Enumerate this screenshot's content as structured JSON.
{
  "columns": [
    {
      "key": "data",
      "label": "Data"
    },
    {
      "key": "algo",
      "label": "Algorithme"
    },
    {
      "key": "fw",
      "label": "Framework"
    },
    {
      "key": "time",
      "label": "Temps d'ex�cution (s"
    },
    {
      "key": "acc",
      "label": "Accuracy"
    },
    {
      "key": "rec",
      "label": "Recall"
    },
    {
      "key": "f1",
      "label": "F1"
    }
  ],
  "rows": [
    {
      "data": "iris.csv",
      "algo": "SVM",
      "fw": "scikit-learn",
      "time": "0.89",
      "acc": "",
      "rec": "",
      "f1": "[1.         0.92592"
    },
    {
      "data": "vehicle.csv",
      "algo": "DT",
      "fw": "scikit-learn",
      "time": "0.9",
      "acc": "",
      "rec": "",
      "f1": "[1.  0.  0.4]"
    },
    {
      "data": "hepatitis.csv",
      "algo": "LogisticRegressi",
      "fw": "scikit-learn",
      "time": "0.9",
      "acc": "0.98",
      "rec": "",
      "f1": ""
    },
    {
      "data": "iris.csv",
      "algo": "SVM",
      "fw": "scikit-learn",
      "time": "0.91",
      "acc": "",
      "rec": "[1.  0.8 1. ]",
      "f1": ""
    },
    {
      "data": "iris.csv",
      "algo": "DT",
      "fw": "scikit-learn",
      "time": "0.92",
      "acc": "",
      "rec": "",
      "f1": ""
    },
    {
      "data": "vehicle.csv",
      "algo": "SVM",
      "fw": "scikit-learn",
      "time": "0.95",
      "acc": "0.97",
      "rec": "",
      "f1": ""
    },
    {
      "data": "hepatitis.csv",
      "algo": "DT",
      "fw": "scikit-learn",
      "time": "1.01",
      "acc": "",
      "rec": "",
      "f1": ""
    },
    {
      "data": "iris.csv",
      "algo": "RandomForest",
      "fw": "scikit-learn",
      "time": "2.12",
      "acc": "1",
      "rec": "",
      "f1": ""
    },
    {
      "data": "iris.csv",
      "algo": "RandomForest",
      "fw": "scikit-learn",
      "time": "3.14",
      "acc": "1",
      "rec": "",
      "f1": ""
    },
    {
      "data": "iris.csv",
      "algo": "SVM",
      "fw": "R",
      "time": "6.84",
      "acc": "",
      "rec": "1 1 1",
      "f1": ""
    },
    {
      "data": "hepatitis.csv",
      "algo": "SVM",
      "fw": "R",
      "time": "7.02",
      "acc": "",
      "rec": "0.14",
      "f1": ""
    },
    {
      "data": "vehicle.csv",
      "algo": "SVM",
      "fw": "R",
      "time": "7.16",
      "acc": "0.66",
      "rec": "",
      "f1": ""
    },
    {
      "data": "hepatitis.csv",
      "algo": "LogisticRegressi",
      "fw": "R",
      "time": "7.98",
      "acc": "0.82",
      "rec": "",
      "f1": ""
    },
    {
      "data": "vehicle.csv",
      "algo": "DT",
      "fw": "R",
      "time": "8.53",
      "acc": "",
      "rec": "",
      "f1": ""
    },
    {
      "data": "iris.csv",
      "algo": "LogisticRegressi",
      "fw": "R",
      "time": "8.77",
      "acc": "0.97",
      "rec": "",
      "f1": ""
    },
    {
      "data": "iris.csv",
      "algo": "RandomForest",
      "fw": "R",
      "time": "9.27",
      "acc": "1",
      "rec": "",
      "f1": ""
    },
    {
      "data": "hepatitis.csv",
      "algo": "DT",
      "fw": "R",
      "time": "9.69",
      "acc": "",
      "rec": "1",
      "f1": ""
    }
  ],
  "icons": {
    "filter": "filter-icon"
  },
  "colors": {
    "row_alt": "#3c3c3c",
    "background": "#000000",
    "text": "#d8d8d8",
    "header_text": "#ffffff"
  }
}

#### DO THIS
Write out every record shown above, word for word.

#### REPLY TO THE EXERCISE
Enumerate this screenshot's content as structured JSON.
{
  "columns": [
    {
      "key": "data",
      "label": "Data"
    },
    {
      "key": "algo",
      "label": "Algorithme"
    },
    {
      "key": "fw",
      "label": "Framework"
    },
    {
      "key": "time",
      "label": "Temps d'ex�cution (s"
    },
    {
      "key": "acc",
      "label": "Accuracy"
    },
    {
      "key": "rec",
      "label": "Recall"
    },
    {
      "key": "f1",
      "label": "F1"
    }
  ],
  "rows": [
    {
      "data": "iris.csv",
      "algo": "SVM",
      "fw": "scikit-learn",
      "time": "0.89",
      "acc": "",
      "rec": "",
      "f1": "[1.         0.92592"
    },
    {
      "data": "vehicle.csv",
      "algo": "DT",
      "fw": "scikit-learn",
      "time": "0.9",
      "acc": "",
      "rec": "",
      "f1": "[1.  0.  0.4]"
    },
    {
      "data": "hepatitis.csv",
      "algo": "LogisticRegressi",
      "fw": "scikit-learn",
      "time": "0.9",
      "acc": "0.98",
      "rec": "",
      "f1": ""
    },
    {
      "data": "iris.csv",
      "algo": "SVM",
      "fw": "scikit-learn",
      "time": "0.91",
      "acc": "",
      "rec": "[1.  0.8 1. ]",
      "f1": ""
    },
    {
      "data": "iris.csv",
      "algo": "DT",
      "fw": "scikit-learn",
      "time": "0.92",
      "acc": "",
      "rec": "",
      "f1": ""
    },
    {
      "data": "vehicle.csv",
      "algo": "SVM",
      "fw": "scikit-learn",
      "time": "0.95",
      "acc": "0.97",
      "rec": "",
      "f1": ""
    },
    {
      "data": "hepatitis.csv",
      "algo": "DT",
      "fw": "scikit-learn",
      "time": "1.01",
      "acc": "",
      "rec": "",
      "f1": ""
    },
    {
      "data": "iris.csv",
      "algo": "RandomForest",
      "fw": "scikit-learn",
      "time": "2.12",
      "acc": "1",
      "rec": "",
      "f1": ""
    },
    {
      "data": "iris.csv",
      "algo": "RandomForest",
      "fw": "scikit-learn",
      "time": "3.14",
      "acc": "1",
      "rec": "",
      "f1": ""
    },
    {
      "data": "iris.csv",
      "algo": "SVM",
      "fw": "R",
      "time": "6.84",
      "acc": "",
      "rec": "1 1 1",
      "f1": ""
    },
    {
      "data": "hepatitis.csv",
      "algo": "SVM",
      "fw": "R",
      "time": "7.02",
      "acc": "",
      "rec": "0.14",
      "f1": ""
    },
    {
      "data": "vehicle.csv",
      "algo": "SVM",
      "fw": "R",
      "time": "7.16",
      "acc": "0.66",
      "rec": "",
      "f1": ""
    },
    {
      "data": "hepatitis.csv",
      "algo": "LogisticRegressi",
      "fw": "R",
      "time": "7.98",
      "acc": "0.82",
      "rec": "",
      "f1": ""
    },
    {
      "data": "vehicle.csv",
      "algo": "DT",
      "fw": "R",
      "time": "8.53",
      "acc": "",
      "rec": "",
      "f1": ""
    },
    {
      "data": "iris.csv",
      "algo": "LogisticRegressi",
      "fw": "R",
      "time": "8.77",
      "acc": "0.97",
      "rec": "",
      "f1": ""
    },
    {
      "data": "iris.csv",
      "algo": "RandomForest",
      "fw": "R",
      "time": "9.27",
      "acc": "1",
      "rec": "",
      "f1": ""
    },
    {
      "data": "hepatitis.csv",
      "algo": "DT",
      "fw": "R",
      "time": "9.69",
      "acc": "",
      "rec": "1",
      "f1": ""
    }
  ],
  "icons": {
    "filter": "filter-icon"
  },
  "colors": {
    "row_alt": "#3c3c3c",
    "background": "#000000",
    "text": "#d8d8d8",
    "header_text": "#ffffff"
  }
}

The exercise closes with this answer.